**Task brief**
Your answer must be a single number: the count of lines in the entries below that hold "what".

**Data for this exercise**
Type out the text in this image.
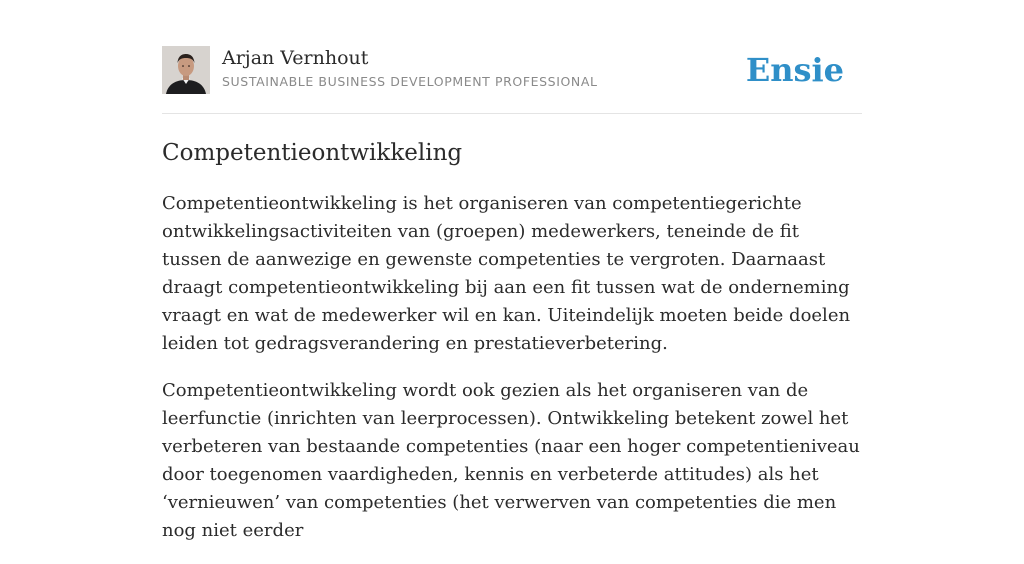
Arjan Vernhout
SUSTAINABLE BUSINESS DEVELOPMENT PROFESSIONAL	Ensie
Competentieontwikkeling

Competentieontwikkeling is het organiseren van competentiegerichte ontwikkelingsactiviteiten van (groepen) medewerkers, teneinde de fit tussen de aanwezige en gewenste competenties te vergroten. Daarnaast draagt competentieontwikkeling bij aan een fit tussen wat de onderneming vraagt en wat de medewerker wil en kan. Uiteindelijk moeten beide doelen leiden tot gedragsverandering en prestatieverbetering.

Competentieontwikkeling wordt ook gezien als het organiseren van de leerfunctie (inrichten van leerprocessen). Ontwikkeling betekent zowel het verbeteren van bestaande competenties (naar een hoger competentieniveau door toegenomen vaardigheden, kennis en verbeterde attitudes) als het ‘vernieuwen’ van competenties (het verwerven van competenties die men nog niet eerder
* * *
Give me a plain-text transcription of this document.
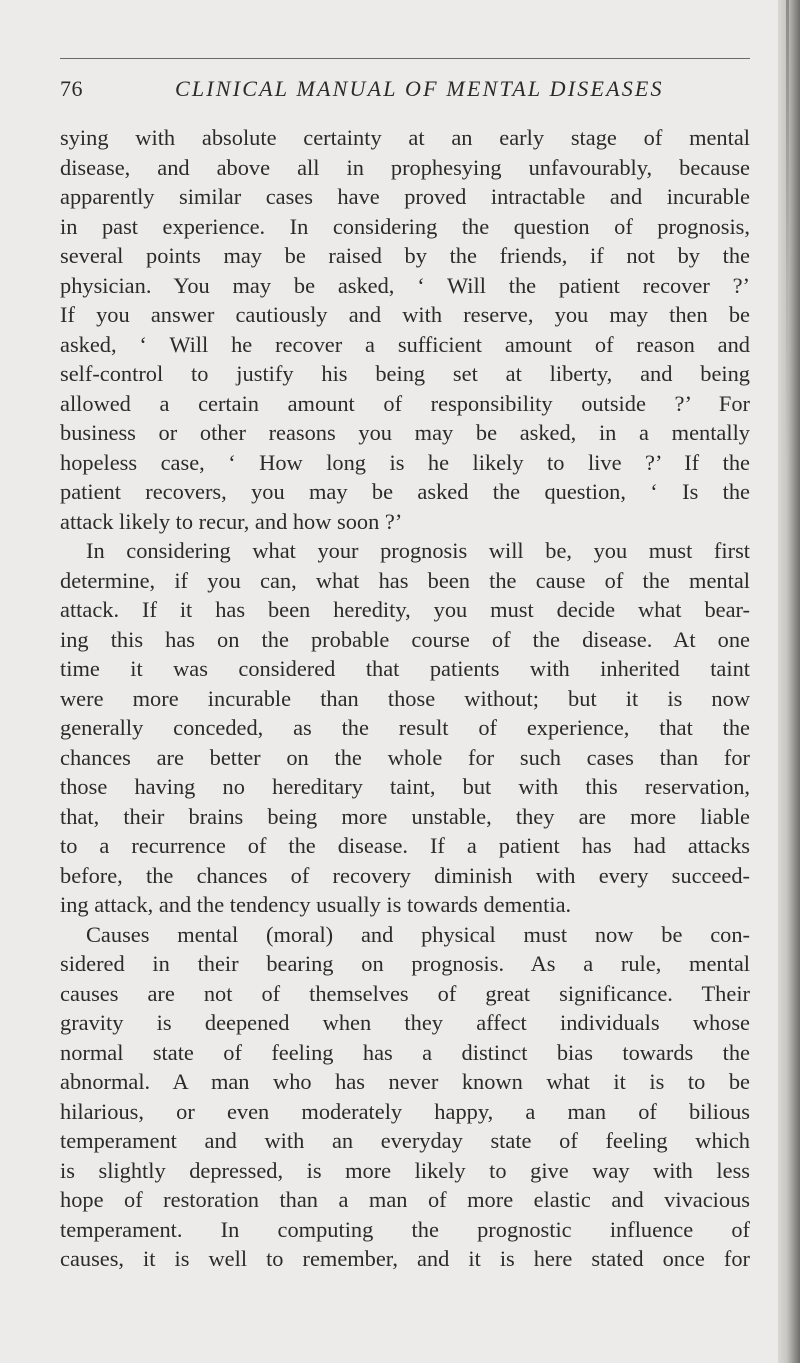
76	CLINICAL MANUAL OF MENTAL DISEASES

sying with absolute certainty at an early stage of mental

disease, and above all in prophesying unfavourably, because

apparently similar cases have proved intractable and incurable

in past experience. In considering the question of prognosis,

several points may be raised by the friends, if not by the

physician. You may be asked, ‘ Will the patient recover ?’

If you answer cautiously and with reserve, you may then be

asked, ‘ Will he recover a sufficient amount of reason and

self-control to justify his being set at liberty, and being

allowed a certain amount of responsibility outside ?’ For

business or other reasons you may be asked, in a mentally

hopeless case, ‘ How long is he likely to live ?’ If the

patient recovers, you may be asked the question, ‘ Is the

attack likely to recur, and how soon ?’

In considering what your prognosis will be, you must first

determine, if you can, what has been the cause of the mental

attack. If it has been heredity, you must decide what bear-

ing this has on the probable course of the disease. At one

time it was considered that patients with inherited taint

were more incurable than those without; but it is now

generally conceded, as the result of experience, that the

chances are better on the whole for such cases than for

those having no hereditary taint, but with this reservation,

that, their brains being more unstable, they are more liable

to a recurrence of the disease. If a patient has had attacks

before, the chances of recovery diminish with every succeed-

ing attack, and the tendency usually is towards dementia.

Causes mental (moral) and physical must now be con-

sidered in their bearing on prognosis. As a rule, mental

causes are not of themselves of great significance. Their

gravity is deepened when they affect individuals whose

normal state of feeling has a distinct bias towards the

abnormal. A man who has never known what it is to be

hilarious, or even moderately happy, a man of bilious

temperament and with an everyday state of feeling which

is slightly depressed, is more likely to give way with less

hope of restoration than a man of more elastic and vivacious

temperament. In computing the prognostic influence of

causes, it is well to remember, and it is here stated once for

**Result**
4